[REQUIRED TASK] In full and without deviation, write out the entries that follow.

════════

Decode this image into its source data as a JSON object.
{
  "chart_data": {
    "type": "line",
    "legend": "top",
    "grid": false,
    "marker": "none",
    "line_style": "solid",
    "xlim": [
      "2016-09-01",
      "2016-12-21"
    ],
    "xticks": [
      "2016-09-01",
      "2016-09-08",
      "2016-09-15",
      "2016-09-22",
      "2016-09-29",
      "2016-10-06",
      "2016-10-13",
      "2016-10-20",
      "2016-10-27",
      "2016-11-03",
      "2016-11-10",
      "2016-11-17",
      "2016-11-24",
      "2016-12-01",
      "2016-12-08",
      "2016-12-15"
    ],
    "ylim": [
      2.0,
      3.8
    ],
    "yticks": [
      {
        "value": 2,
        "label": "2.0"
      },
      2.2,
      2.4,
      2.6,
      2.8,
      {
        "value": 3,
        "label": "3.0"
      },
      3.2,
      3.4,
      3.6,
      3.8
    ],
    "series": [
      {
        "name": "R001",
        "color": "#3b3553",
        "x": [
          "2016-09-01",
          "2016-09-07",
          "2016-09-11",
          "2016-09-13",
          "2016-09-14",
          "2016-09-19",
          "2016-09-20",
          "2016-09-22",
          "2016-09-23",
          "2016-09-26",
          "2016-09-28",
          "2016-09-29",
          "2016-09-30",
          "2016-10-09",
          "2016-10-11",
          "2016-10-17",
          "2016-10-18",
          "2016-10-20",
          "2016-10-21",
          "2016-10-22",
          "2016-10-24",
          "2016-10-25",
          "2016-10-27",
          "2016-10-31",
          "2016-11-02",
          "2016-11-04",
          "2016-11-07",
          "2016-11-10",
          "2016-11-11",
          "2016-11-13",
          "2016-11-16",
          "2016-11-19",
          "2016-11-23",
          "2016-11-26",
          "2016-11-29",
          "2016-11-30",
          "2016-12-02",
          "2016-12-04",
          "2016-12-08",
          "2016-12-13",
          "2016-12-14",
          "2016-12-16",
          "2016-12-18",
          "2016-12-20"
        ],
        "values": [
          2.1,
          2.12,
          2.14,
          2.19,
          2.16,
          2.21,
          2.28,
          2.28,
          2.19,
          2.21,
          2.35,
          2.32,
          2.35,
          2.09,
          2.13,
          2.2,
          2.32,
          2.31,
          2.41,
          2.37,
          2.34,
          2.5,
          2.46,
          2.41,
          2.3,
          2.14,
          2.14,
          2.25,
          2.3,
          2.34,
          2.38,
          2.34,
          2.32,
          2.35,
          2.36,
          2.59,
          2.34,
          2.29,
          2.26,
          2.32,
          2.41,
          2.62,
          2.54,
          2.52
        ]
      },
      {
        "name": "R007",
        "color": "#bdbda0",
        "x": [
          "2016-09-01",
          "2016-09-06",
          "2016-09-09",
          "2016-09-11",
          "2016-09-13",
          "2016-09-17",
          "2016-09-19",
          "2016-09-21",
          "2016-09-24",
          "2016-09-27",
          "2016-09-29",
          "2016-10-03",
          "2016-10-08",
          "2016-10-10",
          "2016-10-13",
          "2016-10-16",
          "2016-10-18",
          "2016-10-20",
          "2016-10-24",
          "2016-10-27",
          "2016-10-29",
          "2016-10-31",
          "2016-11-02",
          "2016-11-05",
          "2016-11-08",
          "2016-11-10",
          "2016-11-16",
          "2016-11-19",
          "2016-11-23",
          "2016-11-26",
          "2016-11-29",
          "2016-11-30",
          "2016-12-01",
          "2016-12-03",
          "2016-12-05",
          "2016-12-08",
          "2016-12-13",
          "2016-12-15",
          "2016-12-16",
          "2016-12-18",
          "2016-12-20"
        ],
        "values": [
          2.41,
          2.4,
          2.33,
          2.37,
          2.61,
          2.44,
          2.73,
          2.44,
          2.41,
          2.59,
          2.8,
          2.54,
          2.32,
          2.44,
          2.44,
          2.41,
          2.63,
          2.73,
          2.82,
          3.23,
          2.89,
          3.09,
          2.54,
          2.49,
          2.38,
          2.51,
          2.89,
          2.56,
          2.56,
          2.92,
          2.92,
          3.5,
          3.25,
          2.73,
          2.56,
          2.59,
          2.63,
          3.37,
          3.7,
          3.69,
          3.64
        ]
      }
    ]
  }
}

════════

[FINISHED EXERCISE]
Decode this image into its source data as a JSON object.
{
  "chart_data": {
    "type": "line",
    "legend": "top",
    "grid": false,
    "marker": "none",
    "line_style": "solid",
    "xlim": [
      "2016-09-01",
      "2016-12-21"
    ],
    "xticks": [
      "2016-09-01",
      "2016-09-08",
      "2016-09-15",
      "2016-09-22",
      "2016-09-29",
      "2016-10-06",
      "2016-10-13",
      "2016-10-20",
      "2016-10-27",
      "2016-11-03",
      "2016-11-10",
      "2016-11-17",
      "2016-11-24",
      "2016-12-01",
      "2016-12-08",
      "2016-12-15"
    ],
    "ylim": [
      2.0,
      3.8
    ],
    "yticks": [
      {
        "value": 2,
        "label": "2.0"
      },
      2.2,
      2.4,
      2.6,
      2.8,
      {
        "value": 3,
        "label": "3.0"
      },
      3.2,
      3.4,
      3.6,
      3.8
    ],
    "series": [
      {
        "name": "R001",
        "color": "#3b3553",
        "x": [
          "2016-09-01",
          "2016-09-07",
          "2016-09-11",
          "2016-09-13",
          "2016-09-14",
          "2016-09-19",
          "2016-09-20",
          "2016-09-22",
          "2016-09-23",
          "2016-09-26",
          "2016-09-28",
          "2016-09-29",
          "2016-09-30",
          "2016-10-09",
          "2016-10-11",
          "2016-10-17",
          "2016-10-18",
          "2016-10-20",
          "2016-10-21",
          "2016-10-22",
          "2016-10-24",
          "2016-10-25",
          "2016-10-27",
          "2016-10-31",
          "2016-11-02",
          "2016-11-04",
          "2016-11-07",
          "2016-11-10",
          "2016-11-11",
          "2016-11-13",
          "2016-11-16",
          "2016-11-19",
          "2016-11-23",
          "2016-11-26",
          "2016-11-29",
          "2016-11-30",
          "2016-12-02",
          "2016-12-04",
          "2016-12-08",
          "2016-12-13",
          "2016-12-14",
          "2016-12-16",
          "2016-12-18",
          "2016-12-20"
        ],
        "values": [
          2.1,
          2.12,
          2.14,
          2.19,
          2.16,
          2.21,
          2.28,
          2.28,
          2.19,
          2.21,
          2.35,
          2.32,
          2.35,
          2.09,
          2.13,
          2.2,
          2.32,
          2.31,
          2.41,
          2.37,
          2.34,
          2.5,
          2.46,
          2.41,
          2.3,
          2.14,
          2.14,
          2.25,
          2.3,
          2.34,
          2.38,
          2.34,
          2.32,
          2.35,
          2.36,
          2.59,
          2.34,
          2.29,
          2.26,
          2.32,
          2.41,
          2.62,
          2.54,
          2.52
        ]
      },
      {
        "name": "R007",
        "color": "#bdbda0",
        "x": [
          "2016-09-01",
          "2016-09-06",
          "2016-09-09",
          "2016-09-11",
          "2016-09-13",
          "2016-09-17",
          "2016-09-19",
          "2016-09-21",
          "2016-09-24",
          "2016-09-27",
          "2016-09-29",
          "2016-10-03",
          "2016-10-08",
          "2016-10-10",
          "2016-10-13",
          "2016-10-16",
          "2016-10-18",
          "2016-10-20",
          "2016-10-24",
          "2016-10-27",
          "2016-10-29",
          "2016-10-31",
          "2016-11-02",
          "2016-11-05",
          "2016-11-08",
          "2016-11-10",
          "2016-11-16",
          "2016-11-19",
          "2016-11-23",
          "2016-11-26",
          "2016-11-29",
          "2016-11-30",
          "2016-12-01",
          "2016-12-03",
          "2016-12-05",
          "2016-12-08",
          "2016-12-13",
          "2016-12-15",
          "2016-12-16",
          "2016-12-18",
          "2016-12-20"
        ],
        "values": [
          2.41,
          2.4,
          2.33,
          2.37,
          2.61,
          2.44,
          2.73,
          2.44,
          2.41,
          2.59,
          2.8,
          2.54,
          2.32,
          2.44,
          2.44,
          2.41,
          2.63,
          2.73,
          2.82,
          3.23,
          2.89,
          3.09,
          2.54,
          2.49,
          2.38,
          2.51,
          2.89,
          2.56,
          2.56,
          2.92,
          2.92,
          3.5,
          3.25,
          2.73,
          2.56,
          2.59,
          2.63,
          3.37,
          3.7,
          3.69,
          3.64
        ]
      }
    ]
  }
}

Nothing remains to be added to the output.